▶ [PROBLEM TO SOLVE]:
Everything in the listing except the pictures should be written out exactly.

▶ [PROVIDED DATA]:

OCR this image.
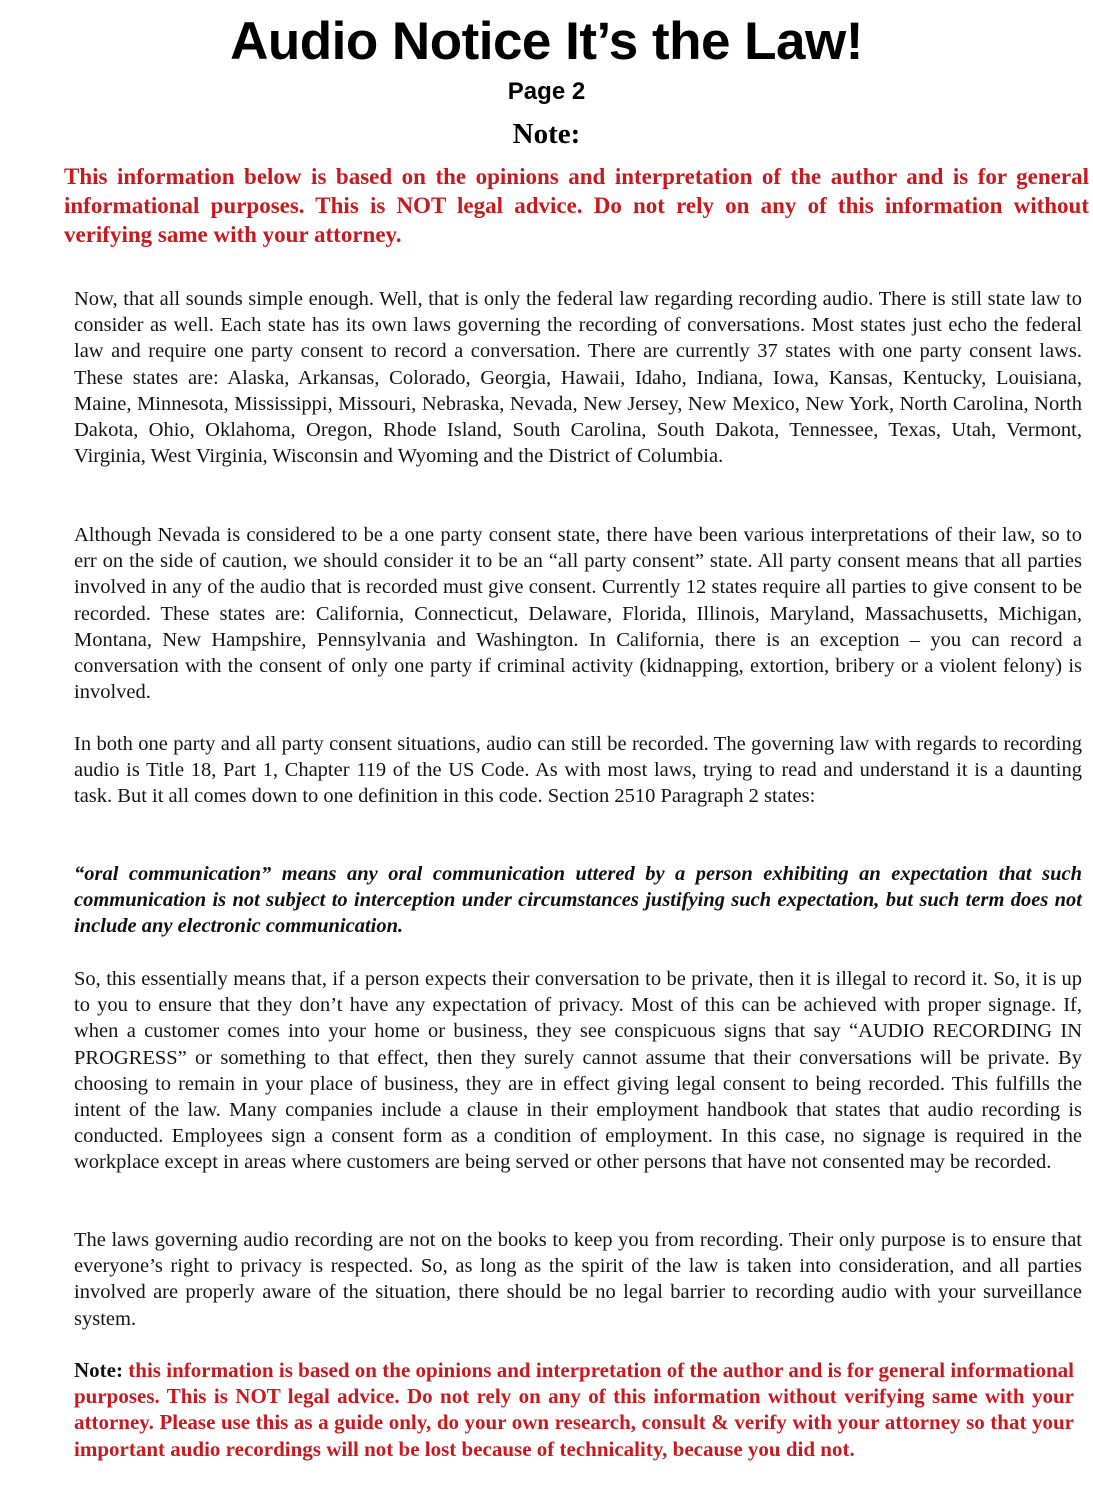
Audio Notice It’s the Law!
Page 2
Note:
This information below is based on the opinions and interpretation of the author and is for general informational purposes. This is NOT legal advice. Do not rely on any of this information without verifying same with your attorney.

Now, that all sounds simple enough. Well, that is only the federal law regarding recording audio. There is still state law to consider as well. Each state has its own laws governing the recording of conversations. Most states just echo the federal law and require one party consent to record a conversation. There are currently 37 states with one party consent laws. These states are: Alaska, Arkansas, Colorado, Georgia, Hawaii, Idaho, Indiana, Iowa, Kansas, Kentucky, Louisiana, Maine, Minnesota, Mississippi, Missouri, Nebraska, Nevada, New Jersey, New Mexico, New York, North Carolina, North Dakota, Ohio, Oklahoma, Oregon, Rhode Island, South Carolina, South Dakota, Tennessee, Texas, Utah, Vermont, Virginia, West Virginia, Wisconsin and Wyoming and the District of Columbia.

Although Nevada is considered to be a one party consent state, there have been various interpretations of their law, so to err on the side of caution, we should consider it to be an “all party consent” state. All party consent means that all parties involved in any of the audio that is recorded must give consent. Currently 12 states require all parties to give consent to be recorded. These states are: California, Connecticut, Delaware, Florida, Illinois, Maryland, Massachusetts, Michigan, Montana, New Hampshire, Pennsylvania and Washington. In California, there is an exception – you can record a conversation with the consent of only one party if criminal activity (kidnapping, extortion, bribery or a violent felony) is involved.

In both one party and all party consent situations, audio can still be recorded. The governing law with regards to recording audio is Title 18, Part 1, Chapter 119 of the US Code. As with most laws, trying to read and understand it is a daunting task. But it all comes down to one definition in this code. Section 2510 Paragraph 2 states:

“oral communication” means any oral communication uttered by a person exhibiting an expectation that such communication is not subject to interception under circumstances justifying such expectation, but such term does not include any electronic communication.

So, this essentially means that, if a person expects their conversation to be private, then it is illegal to record it. So, it is up to you to ensure that they don’t have any expectation of privacy. Most of this can be achieved with proper signage. If, when a customer comes into your home or business, they see conspicuous signs that say “AUDIO RECORDING IN PROGRESS” or something to that effect, then they surely cannot assume that their conversations will be private. By choosing to remain in your place of business, they are in effect giving legal consent to being recorded. This fulfills the intent of the law. Many companies include a clause in their employment handbook that states that audio recording is conducted. Employees sign a consent form as a condition of employment. In this case, no signage is required in the workplace except in areas where customers are being served or other persons that have not consented may be recorded.

The laws governing audio recording are not on the books to keep you from recording. Their only purpose is to ensure that everyone’s right to privacy is respected. So, as long as the spirit of the law is taken into consideration, and all parties involved are properly aware of the situation, there should be no legal barrier to recording audio with your surveillance system.

Note: this information is based on the opinions and interpretation of the author and is for general informational purposes. This is NOT legal advice. Do not rely on any of this information without verifying same with your attorney. Please use this as a guide only, do your own research, consult & verify with your attorney so that your important audio recordings will not be lost because of technicality, because you did not.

▶ [EXERCISE SOLUTION]:
OCR this image.
Audio Notice It’s the Law!
Page 2
Note:
This information below is based on the opinions and interpretation of the author and is for general informational purposes. This is NOT legal advice. Do not rely on any of this information without verifying same with your attorney.

Now, that all sounds simple enough. Well, that is only the federal law regarding recording audio. There is still state law to consider as well. Each state has its own laws governing the recording of conversations. Most states just echo the federal law and require one party consent to record a conversation. There are currently 37 states with one party consent laws. These states are: Alaska, Arkansas, Colorado, Georgia, Hawaii, Idaho, Indiana, Iowa, Kansas, Kentucky, Louisiana, Maine, Minnesota, Mississippi, Missouri, Nebraska, Nevada, New Jersey, New Mexico, New York, North Carolina, North Dakota, Ohio, Oklahoma, Oregon, Rhode Island, South Carolina, South Dakota, Tennessee, Texas, Utah, Vermont, Virginia, West Virginia, Wisconsin and Wyoming and the District of Columbia.

Although Nevada is considered to be a one party consent state, there have been various interpretations of their law, so to err on the side of caution, we should consider it to be an “all party consent” state. All party consent means that all parties involved in any of the audio that is recorded must give consent. Currently 12 states require all parties to give consent to be recorded. These states are: California, Connecticut, Delaware, Florida, Illinois, Maryland, Massachusetts, Michigan, Montana, New Hampshire, Pennsylvania and Washington. In California, there is an exception – you can record a conversation with the consent of only one party if criminal activity (kidnapping, extortion, bribery or a violent felony) is involved.

In both one party and all party consent situations, audio can still be recorded. The governing law with regards to recording audio is Title 18, Part 1, Chapter 119 of the US Code. As with most laws, trying to read and understand it is a daunting task. But it all comes down to one definition in this code. Section 2510 Paragraph 2 states:

“oral communication” means any oral communication uttered by a person exhibiting an expectation that such communication is not subject to interception under circumstances justifying such expectation, but such term does not include any electronic communication.

So, this essentially means that, if a person expects their conversation to be private, then it is illegal to record it. So, it is up to you to ensure that they don’t have any expectation of privacy. Most of this can be achieved with proper signage. If, when a customer comes into your home or business, they see conspicuous signs that say “AUDIO RECORDING IN PROGRESS” or something to that effect, then they surely cannot assume that their conversations will be private. By choosing to remain in your place of business, they are in effect giving legal consent to being recorded. This fulfills the intent of the law. Many companies include a clause in their employment handbook that states that audio recording is conducted. Employees sign a consent form as a condition of employment. In this case, no signage is required in the workplace except in areas where customers are being served or other persons that have not consented may be recorded.

The laws governing audio recording are not on the books to keep you from recording. Their only purpose is to ensure that everyone’s right to privacy is respected. So, as long as the spirit of the law is taken into consideration, and all parties involved are properly aware of the situation, there should be no legal barrier to recording audio with your surveillance system.

Note: this information is based on the opinions and interpretation of the author and is for general informational purposes. This is NOT legal advice. Do not rely on any of this information without verifying same with your attorney. Please use this as a guide only, do your own research, consult & verify with your attorney so that your important audio recordings will not be lost because of technicality, because you did not.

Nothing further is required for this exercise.